**What to produce**
Render the following material again verbatim, leaving nothing out.

**Information given**

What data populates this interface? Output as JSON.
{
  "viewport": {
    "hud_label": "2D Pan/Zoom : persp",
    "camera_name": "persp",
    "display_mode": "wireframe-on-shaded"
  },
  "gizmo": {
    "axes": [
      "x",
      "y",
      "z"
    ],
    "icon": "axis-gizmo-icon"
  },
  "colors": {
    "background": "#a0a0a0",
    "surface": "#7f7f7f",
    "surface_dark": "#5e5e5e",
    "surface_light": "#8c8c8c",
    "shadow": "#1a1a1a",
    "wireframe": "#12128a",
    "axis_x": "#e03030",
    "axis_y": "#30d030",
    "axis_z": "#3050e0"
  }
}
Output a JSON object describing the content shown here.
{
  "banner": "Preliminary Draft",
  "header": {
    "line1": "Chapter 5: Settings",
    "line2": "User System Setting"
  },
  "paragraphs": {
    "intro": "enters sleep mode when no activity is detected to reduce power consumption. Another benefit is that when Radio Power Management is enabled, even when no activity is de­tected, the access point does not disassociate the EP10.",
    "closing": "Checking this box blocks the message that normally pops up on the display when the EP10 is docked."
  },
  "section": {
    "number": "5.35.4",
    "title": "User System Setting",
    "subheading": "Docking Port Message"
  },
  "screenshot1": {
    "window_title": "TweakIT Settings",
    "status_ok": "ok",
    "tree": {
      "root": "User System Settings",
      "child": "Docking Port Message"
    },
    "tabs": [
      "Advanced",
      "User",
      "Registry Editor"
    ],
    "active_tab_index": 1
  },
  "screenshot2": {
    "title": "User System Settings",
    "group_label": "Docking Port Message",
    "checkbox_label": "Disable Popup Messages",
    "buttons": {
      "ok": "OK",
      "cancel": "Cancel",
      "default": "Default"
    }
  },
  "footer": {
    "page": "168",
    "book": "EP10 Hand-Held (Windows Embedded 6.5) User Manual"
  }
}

**Worked solution**
What data populates this interface? Output as JSON.
{
  "viewport": {
    "hud_label": "2D Pan/Zoom : persp",
    "camera_name": "persp",
    "display_mode": "wireframe-on-shaded"
  },
  "gizmo": {
    "axes": [
      "x",
      "y",
      "z"
    ],
    "icon": "axis-gizmo-icon"
  },
  "colors": {
    "background": "#a0a0a0",
    "surface": "#7f7f7f",
    "surface_dark": "#5e5e5e",
    "surface_light": "#8c8c8c",
    "shadow": "#1a1a1a",
    "wireframe": "#12128a",
    "axis_x": "#e03030",
    "axis_y": "#30d030",
    "axis_z": "#3050e0"
  }
}
Output a JSON object describing the content shown here.
{
  "banner": "Preliminary Draft",
  "header": {
    "line1": "Chapter 5: Settings",
    "line2": "User System Setting"
  },
  "paragraphs": {
    "intro": "enters sleep mode when no activity is detected to reduce power consumption. Another benefit is that when Radio Power Management is enabled, even when no activity is de­tected, the access point does not disassociate the EP10.",
    "closing": "Checking this box blocks the message that normally pops up on the display when the EP10 is docked."
  },
  "section": {
    "number": "5.35.4",
    "title": "User System Setting",
    "subheading": "Docking Port Message"
  },
  "screenshot1": {
    "window_title": "TweakIT Settings",
    "status_ok": "ok",
    "tree": {
      "root": "User System Settings",
      "child": "Docking Port Message"
    },
    "tabs": [
      "Advanced",
      "User",
      "Registry Editor"
    ],
    "active_tab_index": 1
  },
  "screenshot2": {
    "title": "User System Settings",
    "group_label": "Docking Port Message",
    "checkbox_label": "Disable Popup Messages",
    "buttons": {
      "ok": "OK",
      "cancel": "Cancel",
      "default": "Default"
    }
  },
  "footer": {
    "page": "168",
    "book": "EP10 Hand-Held (Windows Embedded 6.5) User Manual"
  }
}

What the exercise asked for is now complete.